Data for this task
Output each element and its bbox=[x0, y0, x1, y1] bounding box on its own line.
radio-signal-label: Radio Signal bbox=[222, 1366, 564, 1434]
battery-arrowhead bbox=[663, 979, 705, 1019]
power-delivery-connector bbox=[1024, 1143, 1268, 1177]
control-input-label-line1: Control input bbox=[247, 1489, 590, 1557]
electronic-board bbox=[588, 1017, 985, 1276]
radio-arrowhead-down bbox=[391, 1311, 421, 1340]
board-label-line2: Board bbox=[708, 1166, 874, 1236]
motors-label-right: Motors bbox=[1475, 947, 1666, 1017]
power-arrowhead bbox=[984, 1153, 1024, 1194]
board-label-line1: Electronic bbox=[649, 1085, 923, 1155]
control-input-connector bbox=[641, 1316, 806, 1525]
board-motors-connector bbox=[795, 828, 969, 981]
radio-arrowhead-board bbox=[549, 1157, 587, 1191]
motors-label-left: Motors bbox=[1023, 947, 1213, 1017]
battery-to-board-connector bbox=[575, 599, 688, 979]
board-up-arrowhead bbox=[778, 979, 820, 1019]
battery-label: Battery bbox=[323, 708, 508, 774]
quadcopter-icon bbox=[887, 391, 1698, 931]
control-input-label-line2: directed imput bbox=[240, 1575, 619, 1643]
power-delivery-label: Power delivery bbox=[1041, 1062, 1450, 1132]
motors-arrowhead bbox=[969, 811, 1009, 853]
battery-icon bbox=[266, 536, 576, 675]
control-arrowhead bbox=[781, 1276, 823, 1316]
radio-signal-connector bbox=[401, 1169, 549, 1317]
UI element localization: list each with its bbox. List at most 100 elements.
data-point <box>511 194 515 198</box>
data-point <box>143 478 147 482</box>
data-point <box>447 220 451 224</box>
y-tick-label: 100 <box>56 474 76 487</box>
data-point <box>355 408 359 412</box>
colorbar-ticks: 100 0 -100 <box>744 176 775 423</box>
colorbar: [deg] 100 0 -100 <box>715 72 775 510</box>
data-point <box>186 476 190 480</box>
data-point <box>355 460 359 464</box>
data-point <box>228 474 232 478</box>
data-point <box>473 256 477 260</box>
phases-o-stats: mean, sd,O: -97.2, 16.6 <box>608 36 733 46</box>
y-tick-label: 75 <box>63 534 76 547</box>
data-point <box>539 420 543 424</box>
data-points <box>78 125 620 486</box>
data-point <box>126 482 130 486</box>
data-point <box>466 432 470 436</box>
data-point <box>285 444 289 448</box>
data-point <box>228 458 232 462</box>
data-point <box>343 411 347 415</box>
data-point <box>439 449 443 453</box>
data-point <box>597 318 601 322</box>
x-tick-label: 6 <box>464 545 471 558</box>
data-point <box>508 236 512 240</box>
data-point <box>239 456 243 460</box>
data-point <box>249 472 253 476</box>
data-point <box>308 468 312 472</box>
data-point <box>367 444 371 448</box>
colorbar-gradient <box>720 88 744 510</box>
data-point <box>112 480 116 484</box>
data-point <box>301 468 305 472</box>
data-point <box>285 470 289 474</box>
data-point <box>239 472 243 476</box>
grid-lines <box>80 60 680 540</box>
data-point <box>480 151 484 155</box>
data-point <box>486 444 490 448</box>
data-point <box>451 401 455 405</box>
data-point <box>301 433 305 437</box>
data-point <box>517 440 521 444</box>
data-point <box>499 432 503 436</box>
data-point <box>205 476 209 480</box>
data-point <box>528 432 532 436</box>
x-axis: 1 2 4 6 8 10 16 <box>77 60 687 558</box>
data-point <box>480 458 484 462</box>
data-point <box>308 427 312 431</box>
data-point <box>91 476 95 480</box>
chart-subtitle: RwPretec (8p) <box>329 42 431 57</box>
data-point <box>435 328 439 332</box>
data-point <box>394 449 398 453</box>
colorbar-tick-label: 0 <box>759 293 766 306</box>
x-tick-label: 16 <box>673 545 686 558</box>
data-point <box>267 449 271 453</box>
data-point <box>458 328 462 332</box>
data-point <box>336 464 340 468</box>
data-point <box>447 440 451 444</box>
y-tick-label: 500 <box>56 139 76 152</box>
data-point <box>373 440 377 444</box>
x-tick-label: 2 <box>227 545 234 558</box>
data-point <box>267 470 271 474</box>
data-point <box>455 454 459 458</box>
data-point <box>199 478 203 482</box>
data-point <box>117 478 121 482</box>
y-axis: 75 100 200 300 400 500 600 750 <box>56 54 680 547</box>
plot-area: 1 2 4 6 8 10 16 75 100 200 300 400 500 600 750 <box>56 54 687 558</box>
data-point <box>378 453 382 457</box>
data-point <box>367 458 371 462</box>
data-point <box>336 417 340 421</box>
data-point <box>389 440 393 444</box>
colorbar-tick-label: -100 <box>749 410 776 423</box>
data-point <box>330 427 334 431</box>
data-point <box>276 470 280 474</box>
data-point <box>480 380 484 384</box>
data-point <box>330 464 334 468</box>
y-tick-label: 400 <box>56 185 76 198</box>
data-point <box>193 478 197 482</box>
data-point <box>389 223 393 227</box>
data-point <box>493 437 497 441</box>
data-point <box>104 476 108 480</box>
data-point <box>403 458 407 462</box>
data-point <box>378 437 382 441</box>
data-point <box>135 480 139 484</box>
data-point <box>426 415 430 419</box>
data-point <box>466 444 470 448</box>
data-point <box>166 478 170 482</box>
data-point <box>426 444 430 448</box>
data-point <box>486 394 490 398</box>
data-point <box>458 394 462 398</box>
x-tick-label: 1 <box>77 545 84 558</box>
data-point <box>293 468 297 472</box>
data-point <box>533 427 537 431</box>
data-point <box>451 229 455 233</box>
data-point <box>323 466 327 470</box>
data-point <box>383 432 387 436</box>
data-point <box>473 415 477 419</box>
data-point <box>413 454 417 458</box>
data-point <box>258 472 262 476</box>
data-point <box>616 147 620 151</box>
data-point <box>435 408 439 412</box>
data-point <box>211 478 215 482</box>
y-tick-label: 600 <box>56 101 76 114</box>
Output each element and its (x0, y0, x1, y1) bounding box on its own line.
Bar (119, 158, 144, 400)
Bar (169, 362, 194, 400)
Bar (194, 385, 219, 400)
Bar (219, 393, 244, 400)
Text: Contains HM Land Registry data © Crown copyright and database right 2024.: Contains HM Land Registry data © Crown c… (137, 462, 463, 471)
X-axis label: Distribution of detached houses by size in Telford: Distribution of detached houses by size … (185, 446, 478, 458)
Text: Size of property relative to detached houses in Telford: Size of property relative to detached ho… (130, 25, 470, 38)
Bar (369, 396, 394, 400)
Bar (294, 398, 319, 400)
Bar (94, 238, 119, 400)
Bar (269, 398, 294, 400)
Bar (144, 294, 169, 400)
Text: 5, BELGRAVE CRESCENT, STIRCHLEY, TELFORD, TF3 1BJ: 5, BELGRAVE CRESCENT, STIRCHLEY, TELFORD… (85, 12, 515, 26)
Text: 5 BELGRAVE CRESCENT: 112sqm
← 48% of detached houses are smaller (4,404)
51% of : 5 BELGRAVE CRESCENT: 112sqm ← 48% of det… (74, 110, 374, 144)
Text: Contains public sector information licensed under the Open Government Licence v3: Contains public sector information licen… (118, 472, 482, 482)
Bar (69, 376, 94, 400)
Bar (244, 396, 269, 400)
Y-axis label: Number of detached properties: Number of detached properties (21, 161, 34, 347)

Task prompt
Reproduce all the records above, switching every "connector" to "link" and leaving everything else unchanged.

The answer
Output each element and its bbox=[x0, y0, x1, y1] bounding box on its own line.
radio-signal-label: Radio Signal bbox=[222, 1366, 564, 1434]
battery-arrowhead bbox=[663, 979, 705, 1019]
power-delivery-link bbox=[1024, 1143, 1268, 1177]
control-input-label-line1: Control input bbox=[247, 1489, 590, 1557]
electronic-board bbox=[588, 1017, 985, 1276]
radio-arrowhead-down bbox=[391, 1311, 421, 1340]
board-label-line2: Board bbox=[708, 1166, 874, 1236]
motors-label-right: Motors bbox=[1475, 947, 1666, 1017]
power-arrowhead bbox=[984, 1153, 1024, 1194]
board-label-line1: Electronic bbox=[649, 1085, 923, 1155]
control-input-link bbox=[641, 1316, 806, 1525]
board-motors-link bbox=[795, 828, 969, 981]
radio-arrowhead-board bbox=[549, 1157, 587, 1191]
motors-label-left: Motors bbox=[1023, 947, 1213, 1017]
battery-to-board-link bbox=[575, 599, 688, 979]
board-up-arrowhead bbox=[778, 979, 820, 1019]
battery-label: Battery bbox=[323, 708, 508, 774]
quadcopter-icon bbox=[887, 391, 1698, 931]
control-input-label-line2: directed imput bbox=[240, 1575, 619, 1643]
power-delivery-label: Power delivery bbox=[1041, 1062, 1450, 1132]
motors-arrowhead bbox=[969, 811, 1009, 853]
battery-icon bbox=[266, 536, 576, 675]
control-arrowhead bbox=[781, 1276, 823, 1316]
radio-signal-link bbox=[401, 1169, 549, 1317]
UI element localization: list each with its bbox. List at most 100 elements.
data-point <box>511 194 515 198</box>
data-point <box>143 478 147 482</box>
data-point <box>447 220 451 224</box>
y-tick-label: 100 <box>56 474 76 487</box>
data-point <box>355 408 359 412</box>
colorbar-ticks: 100 0 -100 <box>744 176 775 423</box>
colorbar: [deg] 100 0 -100 <box>715 72 775 510</box>
data-point <box>186 476 190 480</box>
data-point <box>355 460 359 464</box>
data-point <box>228 474 232 478</box>
data-point <box>473 256 477 260</box>
phases-o-stats: mean, sd,O: -97.2, 16.6 <box>608 36 733 46</box>
y-tick-label: 75 <box>63 534 76 547</box>
data-point <box>539 420 543 424</box>
data-points <box>78 125 620 486</box>
data-point <box>126 482 130 486</box>
data-point <box>466 432 470 436</box>
data-point <box>285 444 289 448</box>
data-point <box>228 458 232 462</box>
data-point <box>343 411 347 415</box>
data-point <box>439 449 443 453</box>
data-point <box>597 318 601 322</box>
x-tick-label: 6 <box>464 545 471 558</box>
data-point <box>508 236 512 240</box>
data-point <box>239 456 243 460</box>
data-point <box>249 472 253 476</box>
data-point <box>308 468 312 472</box>
data-point <box>367 444 371 448</box>
colorbar-gradient <box>720 88 744 510</box>
data-point <box>112 480 116 484</box>
data-point <box>301 468 305 472</box>
data-point <box>285 470 289 474</box>
data-point <box>239 472 243 476</box>
grid-lines <box>80 60 680 540</box>
data-point <box>480 151 484 155</box>
data-point <box>486 444 490 448</box>
data-point <box>451 401 455 405</box>
data-point <box>301 433 305 437</box>
data-point <box>517 440 521 444</box>
data-point <box>499 432 503 436</box>
data-point <box>205 476 209 480</box>
data-point <box>528 432 532 436</box>
x-axis: 1 2 4 6 8 10 16 <box>77 60 687 558</box>
data-point <box>480 458 484 462</box>
data-point <box>308 427 312 431</box>
data-point <box>91 476 95 480</box>
chart-subtitle: RwPretec (8p) <box>329 42 431 57</box>
data-point <box>435 328 439 332</box>
data-point <box>394 449 398 453</box>
colorbar-tick-label: 0 <box>759 293 766 306</box>
x-tick-label: 16 <box>673 545 686 558</box>
data-point <box>267 449 271 453</box>
data-point <box>458 328 462 332</box>
data-point <box>336 464 340 468</box>
data-point <box>447 440 451 444</box>
y-tick-label: 500 <box>56 139 76 152</box>
data-point <box>373 440 377 444</box>
x-tick-label: 2 <box>227 545 234 558</box>
data-point <box>267 470 271 474</box>
data-point <box>455 454 459 458</box>
data-point <box>199 478 203 482</box>
data-point <box>117 478 121 482</box>
y-axis: 75 100 200 300 400 500 600 750 <box>56 54 680 547</box>
plot-area: 1 2 4 6 8 10 16 75 100 200 300 400 500 600 750 <box>56 54 687 558</box>
data-point <box>378 453 382 457</box>
data-point <box>367 458 371 462</box>
data-point <box>336 417 340 421</box>
data-point <box>389 440 393 444</box>
colorbar-tick-label: -100 <box>749 410 776 423</box>
data-point <box>330 427 334 431</box>
data-point <box>276 470 280 474</box>
data-point <box>480 380 484 384</box>
data-point <box>330 464 334 468</box>
y-tick-label: 400 <box>56 185 76 198</box>
data-point <box>193 478 197 482</box>
data-point <box>389 223 393 227</box>
data-point <box>493 437 497 441</box>
data-point <box>104 476 108 480</box>
data-point <box>403 458 407 462</box>
data-point <box>378 437 382 441</box>
data-point <box>135 480 139 484</box>
data-point <box>426 415 430 419</box>
data-point <box>466 444 470 448</box>
data-point <box>166 478 170 482</box>
data-point <box>426 444 430 448</box>
data-point <box>486 394 490 398</box>
data-point <box>458 394 462 398</box>
x-tick-label: 1 <box>77 545 84 558</box>
data-point <box>293 468 297 472</box>
data-point <box>533 427 537 431</box>
data-point <box>451 229 455 233</box>
data-point <box>323 466 327 470</box>
data-point <box>383 432 387 436</box>
data-point <box>473 415 477 419</box>
data-point <box>413 454 417 458</box>
data-point <box>258 472 262 476</box>
data-point <box>616 147 620 151</box>
data-point <box>435 408 439 412</box>
data-point <box>211 478 215 482</box>
y-tick-label: 600 <box>56 101 76 114</box>
Output each element and its (x0, y0, x1, y1) bounding box on its own line.
Bar (119, 158, 144, 400)
Bar (169, 362, 194, 400)
Bar (194, 385, 219, 400)
Bar (219, 393, 244, 400)
Text: Contains HM Land Registry data © Crown copyright and database right 2024.: Contains HM Land Registry data © Crown c… (137, 462, 463, 471)
X-axis label: Distribution of detached houses by size in Telford: Distribution of detached houses by size … (185, 446, 478, 458)
Text: Size of property relative to detached houses in Telford: Size of property relative to detached ho… (130, 25, 470, 38)
Bar (369, 396, 394, 400)
Bar (294, 398, 319, 400)
Bar (94, 238, 119, 400)
Bar (269, 398, 294, 400)
Bar (144, 294, 169, 400)
Text: 5, BELGRAVE CRESCENT, STIRCHLEY, TELFORD, TF3 1BJ: 5, BELGRAVE CRESCENT, STIRCHLEY, TELFORD… (85, 12, 515, 26)
Text: 5 BELGRAVE CRESCENT: 112sqm
← 48% of detached houses are smaller (4,404)
51% of : 5 BELGRAVE CRESCENT: 112sqm ← 48% of det… (74, 110, 374, 144)
Text: Contains public sector information licensed under the Open Government Licence v3: Contains public sector information licen… (118, 472, 482, 482)
Bar (69, 376, 94, 400)
Bar (244, 396, 269, 400)
Y-axis label: Number of detached properties: Number of detached properties (21, 161, 34, 347)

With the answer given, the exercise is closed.